━━ Dataset

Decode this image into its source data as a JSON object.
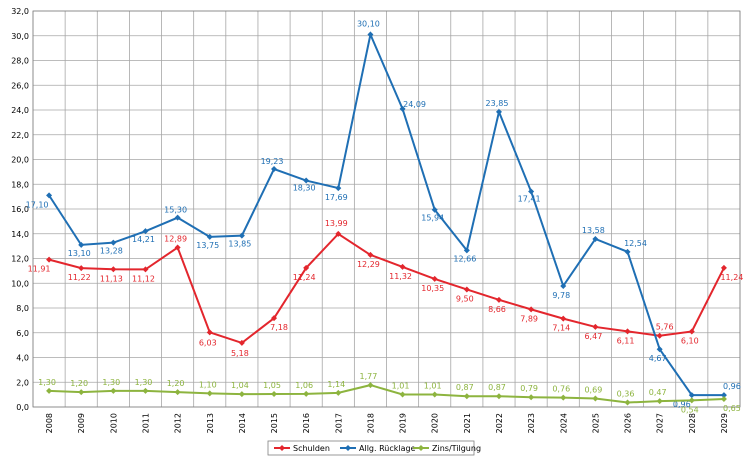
{
  "chart_data": {
    "type": "line",
    "categories": [
      "2008",
      "2009",
      "2010",
      "2011",
      "2012",
      "2013",
      "2014",
      "2015",
      "2016",
      "2017",
      "2018",
      "2019",
      "2020",
      "2021",
      "2022",
      "2023",
      "2024",
      "2025",
      "2026",
      "2027",
      "2028",
      "2029"
    ],
    "ylim": [
      0,
      32
    ],
    "ytick_step": 2,
    "ytick_labels": [
      "0,0",
      "2,0",
      "4,0",
      "6,0",
      "8,0",
      "10,0",
      "12,0",
      "14,0",
      "16,0",
      "18,0",
      "20,0",
      "22,0",
      "24,0",
      "26,0",
      "28,0",
      "30,0",
      "32,0"
    ],
    "grid": true,
    "legend_position": "bottom",
    "series": [
      {
        "name": "Schulden",
        "color": "#e3262d",
        "values": [
          11.91,
          11.22,
          11.13,
          11.12,
          12.89,
          6.03,
          5.18,
          7.18,
          11.24,
          13.99,
          12.29,
          11.32,
          10.35,
          9.5,
          8.66,
          7.89,
          7.14,
          6.47,
          6.11,
          5.76,
          6.1,
          11.24
        ],
        "labels": [
          "11,91",
          "11,22",
          "11,13",
          "11,12",
          "12,89",
          "6,03",
          "5,18",
          "7,18",
          "11,24",
          "13,99",
          "12,29",
          "11,32",
          "10,35",
          "9,50",
          "8,66",
          "7,89",
          "7,14",
          "6,47",
          "6,11",
          "5,76",
          "6,10",
          "11,24"
        ]
      },
      {
        "name": "Allg. Rücklage",
        "color": "#1f6fb4",
        "values": [
          17.1,
          13.1,
          13.28,
          14.21,
          15.3,
          13.75,
          13.85,
          19.23,
          18.3,
          17.69,
          30.1,
          24.09,
          15.94,
          12.66,
          23.85,
          17.41,
          9.78,
          13.58,
          12.54,
          4.67,
          0.96,
          0.96
        ],
        "labels": [
          "17,10",
          "13,10",
          "13,28",
          "14,21",
          "15,30",
          "13,75",
          "13,85",
          "19,23",
          "18,30",
          "17,69",
          "30,10",
          "24,09",
          "15,94",
          "12,66",
          "23,85",
          "17,41",
          "9,78",
          "13,58",
          "12,54",
          "4,67",
          "0,96",
          "0,96"
        ]
      },
      {
        "name": "Zins/Tilgung",
        "color": "#8db43f",
        "values": [
          1.3,
          1.2,
          1.3,
          1.3,
          1.2,
          1.1,
          1.04,
          1.05,
          1.06,
          1.14,
          1.77,
          1.01,
          1.01,
          0.87,
          0.87,
          0.79,
          0.76,
          0.69,
          0.36,
          0.47,
          0.54,
          0.65
        ],
        "labels": [
          "1,30",
          "1,20",
          "1,30",
          "1,30",
          "1,20",
          "1,10",
          "1,04",
          "1,05",
          "1,06",
          "1,14",
          "1,77",
          "1,01",
          "1,01",
          "0,87",
          "0,87",
          "0,79",
          "0,76",
          "0,69",
          "0,36",
          "0,47",
          "0,54",
          "0,65"
        ]
      }
    ]
  }
}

━━━━

• What the task asks
Restate the whole listing above exactly, please, omitting every image.

• Answer to the problem
Decode this image into its source data as a JSON object.
{
  "chart_data": {
    "type": "line",
    "categories": [
      "2008",
      "2009",
      "2010",
      "2011",
      "2012",
      "2013",
      "2014",
      "2015",
      "2016",
      "2017",
      "2018",
      "2019",
      "2020",
      "2021",
      "2022",
      "2023",
      "2024",
      "2025",
      "2026",
      "2027",
      "2028",
      "2029"
    ],
    "ylim": [
      0,
      32
    ],
    "ytick_step": 2,
    "ytick_labels": [
      "0,0",
      "2,0",
      "4,0",
      "6,0",
      "8,0",
      "10,0",
      "12,0",
      "14,0",
      "16,0",
      "18,0",
      "20,0",
      "22,0",
      "24,0",
      "26,0",
      "28,0",
      "30,0",
      "32,0"
    ],
    "grid": true,
    "legend_position": "bottom",
    "series": [
      {
        "name": "Schulden",
        "color": "#e3262d",
        "values": [
          11.91,
          11.22,
          11.13,
          11.12,
          12.89,
          6.03,
          5.18,
          7.18,
          11.24,
          13.99,
          12.29,
          11.32,
          10.35,
          9.5,
          8.66,
          7.89,
          7.14,
          6.47,
          6.11,
          5.76,
          6.1,
          11.24
        ],
        "labels": [
          "11,91",
          "11,22",
          "11,13",
          "11,12",
          "12,89",
          "6,03",
          "5,18",
          "7,18",
          "11,24",
          "13,99",
          "12,29",
          "11,32",
          "10,35",
          "9,50",
          "8,66",
          "7,89",
          "7,14",
          "6,47",
          "6,11",
          "5,76",
          "6,10",
          "11,24"
        ]
      },
      {
        "name": "Allg. Rücklage",
        "color": "#1f6fb4",
        "values": [
          17.1,
          13.1,
          13.28,
          14.21,
          15.3,
          13.75,
          13.85,
          19.23,
          18.3,
          17.69,
          30.1,
          24.09,
          15.94,
          12.66,
          23.85,
          17.41,
          9.78,
          13.58,
          12.54,
          4.67,
          0.96,
          0.96
        ],
        "labels": [
          "17,10",
          "13,10",
          "13,28",
          "14,21",
          "15,30",
          "13,75",
          "13,85",
          "19,23",
          "18,30",
          "17,69",
          "30,10",
          "24,09",
          "15,94",
          "12,66",
          "23,85",
          "17,41",
          "9,78",
          "13,58",
          "12,54",
          "4,67",
          "0,96",
          "0,96"
        ]
      },
      {
        "name": "Zins/Tilgung",
        "color": "#8db43f",
        "values": [
          1.3,
          1.2,
          1.3,
          1.3,
          1.2,
          1.1,
          1.04,
          1.05,
          1.06,
          1.14,
          1.77,
          1.01,
          1.01,
          0.87,
          0.87,
          0.79,
          0.76,
          0.69,
          0.36,
          0.47,
          0.54,
          0.65
        ],
        "labels": [
          "1,30",
          "1,20",
          "1,30",
          "1,30",
          "1,20",
          "1,10",
          "1,04",
          "1,05",
          "1,06",
          "1,14",
          "1,77",
          "1,01",
          "1,01",
          "0,87",
          "0,87",
          "0,79",
          "0,76",
          "0,69",
          "0,36",
          "0,47",
          "0,54",
          "0,65"
        ]
      }
    ]
  }
}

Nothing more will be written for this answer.